YOUR OBJECTIVE: A faithful copy of the whole listing is required.

>>>

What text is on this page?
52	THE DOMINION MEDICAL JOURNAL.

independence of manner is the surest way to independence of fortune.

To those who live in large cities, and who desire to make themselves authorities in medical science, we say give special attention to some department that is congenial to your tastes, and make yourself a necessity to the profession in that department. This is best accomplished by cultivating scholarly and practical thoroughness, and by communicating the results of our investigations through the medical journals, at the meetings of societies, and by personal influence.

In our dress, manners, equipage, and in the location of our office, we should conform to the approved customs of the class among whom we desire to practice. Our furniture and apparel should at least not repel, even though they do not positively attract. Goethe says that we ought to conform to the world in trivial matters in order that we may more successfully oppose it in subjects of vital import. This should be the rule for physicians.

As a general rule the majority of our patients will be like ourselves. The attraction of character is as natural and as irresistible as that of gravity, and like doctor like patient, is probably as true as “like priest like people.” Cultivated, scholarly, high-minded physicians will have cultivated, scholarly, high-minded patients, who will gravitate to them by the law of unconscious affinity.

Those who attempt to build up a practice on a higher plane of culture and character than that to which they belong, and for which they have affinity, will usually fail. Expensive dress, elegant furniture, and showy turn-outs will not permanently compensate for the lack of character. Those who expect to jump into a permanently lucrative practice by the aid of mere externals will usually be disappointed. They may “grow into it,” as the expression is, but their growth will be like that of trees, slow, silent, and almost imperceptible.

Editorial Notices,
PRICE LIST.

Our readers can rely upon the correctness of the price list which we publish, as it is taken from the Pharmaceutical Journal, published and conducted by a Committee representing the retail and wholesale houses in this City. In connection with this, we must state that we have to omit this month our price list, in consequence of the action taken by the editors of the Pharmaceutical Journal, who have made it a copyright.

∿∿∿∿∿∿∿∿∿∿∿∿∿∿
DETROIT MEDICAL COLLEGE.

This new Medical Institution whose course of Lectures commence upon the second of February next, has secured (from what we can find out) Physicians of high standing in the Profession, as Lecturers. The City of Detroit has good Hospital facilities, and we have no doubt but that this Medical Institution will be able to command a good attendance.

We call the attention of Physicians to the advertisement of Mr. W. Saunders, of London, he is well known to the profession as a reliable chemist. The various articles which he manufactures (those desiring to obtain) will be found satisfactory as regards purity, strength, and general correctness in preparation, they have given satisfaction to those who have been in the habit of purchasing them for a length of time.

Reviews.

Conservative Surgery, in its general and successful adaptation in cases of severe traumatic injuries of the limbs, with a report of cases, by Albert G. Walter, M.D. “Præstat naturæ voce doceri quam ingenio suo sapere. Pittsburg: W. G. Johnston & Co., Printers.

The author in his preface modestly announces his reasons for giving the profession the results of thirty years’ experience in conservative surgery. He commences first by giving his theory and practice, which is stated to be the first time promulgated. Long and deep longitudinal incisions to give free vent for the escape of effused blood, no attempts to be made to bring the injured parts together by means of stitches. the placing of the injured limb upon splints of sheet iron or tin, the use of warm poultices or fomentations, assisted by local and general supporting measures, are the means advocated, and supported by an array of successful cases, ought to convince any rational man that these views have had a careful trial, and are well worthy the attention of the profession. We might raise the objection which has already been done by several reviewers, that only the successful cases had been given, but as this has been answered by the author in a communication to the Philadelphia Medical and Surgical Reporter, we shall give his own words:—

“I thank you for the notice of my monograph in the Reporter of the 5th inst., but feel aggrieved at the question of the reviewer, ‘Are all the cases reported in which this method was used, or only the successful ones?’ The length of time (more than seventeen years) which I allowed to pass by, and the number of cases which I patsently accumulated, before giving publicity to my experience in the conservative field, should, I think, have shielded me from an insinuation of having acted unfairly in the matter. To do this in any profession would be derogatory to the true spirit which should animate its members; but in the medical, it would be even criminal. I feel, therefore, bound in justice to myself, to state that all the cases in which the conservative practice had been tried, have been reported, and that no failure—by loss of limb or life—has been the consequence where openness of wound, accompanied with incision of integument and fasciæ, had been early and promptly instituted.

<<<

RESULT OF THE TASK:
What text is on this page?
52	THE DOMINION MEDICAL JOURNAL.

independence of manner is the surest way to independence of fortune.

To those who live in large cities, and who desire to make themselves authorities in medical science, we say give special attention to some department that is congenial to your tastes, and make yourself a necessity to the profession in that department. This is best accomplished by cultivating scholarly and practical thoroughness, and by communicating the results of our investigations through the medical journals, at the meetings of societies, and by personal influence.

In our dress, manners, equipage, and in the location of our office, we should conform to the approved customs of the class among whom we desire to practice. Our furniture and apparel should at least not repel, even though they do not positively attract. Goethe says that we ought to conform to the world in trivial matters in order that we may more successfully oppose it in subjects of vital import. This should be the rule for physicians.

As a general rule the majority of our patients will be like ourselves. The attraction of character is as natural and as irresistible as that of gravity, and like doctor like patient, is probably as true as “like priest like people.” Cultivated, scholarly, high-minded physicians will have cultivated, scholarly, high-minded patients, who will gravitate to them by the law of unconscious affinity.

Those who attempt to build up a practice on a higher plane of culture and character than that to which they belong, and for which they have affinity, will usually fail. Expensive dress, elegant furniture, and showy turn-outs will not permanently compensate for the lack of character. Those who expect to jump into a permanently lucrative practice by the aid of mere externals will usually be disappointed. They may “grow into it,” as the expression is, but their growth will be like that of trees, slow, silent, and almost imperceptible.

Editorial Notices,
PRICE LIST.

Our readers can rely upon the correctness of the price list which we publish, as it is taken from the Pharmaceutical Journal, published and conducted by a Committee representing the retail and wholesale houses in this City. In connection with this, we must state that we have to omit this month our price list, in consequence of the action taken by the editors of the Pharmaceutical Journal, who have made it a copyright.

∿∿∿∿∿∿∿∿∿∿∿∿∿∿
DETROIT MEDICAL COLLEGE.

This new Medical Institution whose course of Lectures commence upon the second of February next, has secured (from what we can find out) Physicians of high standing in the Profession, as Lecturers. The City of Detroit has good Hospital facilities, and we have no doubt but that this Medical Institution will be able to command a good attendance.

We call the attention of Physicians to the advertisement of Mr. W. Saunders, of London, he is well known to the profession as a reliable chemist. The various articles which he manufactures (those desiring to obtain) will be found satisfactory as regards purity, strength, and general correctness in preparation, they have given satisfaction to those who have been in the habit of purchasing them for a length of time.

Reviews.

Conservative Surgery, in its general and successful adaptation in cases of severe traumatic injuries of the limbs, with a report of cases, by Albert G. Walter, M.D. “Præstat naturæ voce doceri quam ingenio suo sapere. Pittsburg: W. G. Johnston & Co., Printers.

The author in his preface modestly announces his reasons for giving the profession the results of thirty years’ experience in conservative surgery. He commences first by giving his theory and practice, which is stated to be the first time promulgated. Long and deep longitudinal incisions to give free vent for the escape of effused blood, no attempts to be made to bring the injured parts together by means of stitches. the placing of the injured limb upon splints of sheet iron or tin, the use of warm poultices or fomentations, assisted by local and general supporting measures, are the means advocated, and supported by an array of successful cases, ought to convince any rational man that these views have had a careful trial, and are well worthy the attention of the profession. We might raise the objection which has already been done by several reviewers, that only the successful cases had been given, but as this has been answered by the author in a communication to the Philadelphia Medical and Surgical Reporter, we shall give his own words:—

“I thank you for the notice of my monograph in the Reporter of the 5th inst., but feel aggrieved at the question of the reviewer, ‘Are all the cases reported in which this method was used, or only the successful ones?’ The length of time (more than seventeen years) which I allowed to pass by, and the number of cases which I patsently accumulated, before giving publicity to my experience in the conservative field, should, I think, have shielded me from an insinuation of having acted unfairly in the matter. To do this in any profession would be derogatory to the true spirit which should animate its members; but in the medical, it would be even criminal. I feel, therefore, bound in justice to myself, to state that all the cases in which the conservative practice had been tried, have been reported, and that no failure—by loss of limb or life—has been the consequence where openness of wound, accompanied with incision of integument and fasciæ, had been early and promptly instituted.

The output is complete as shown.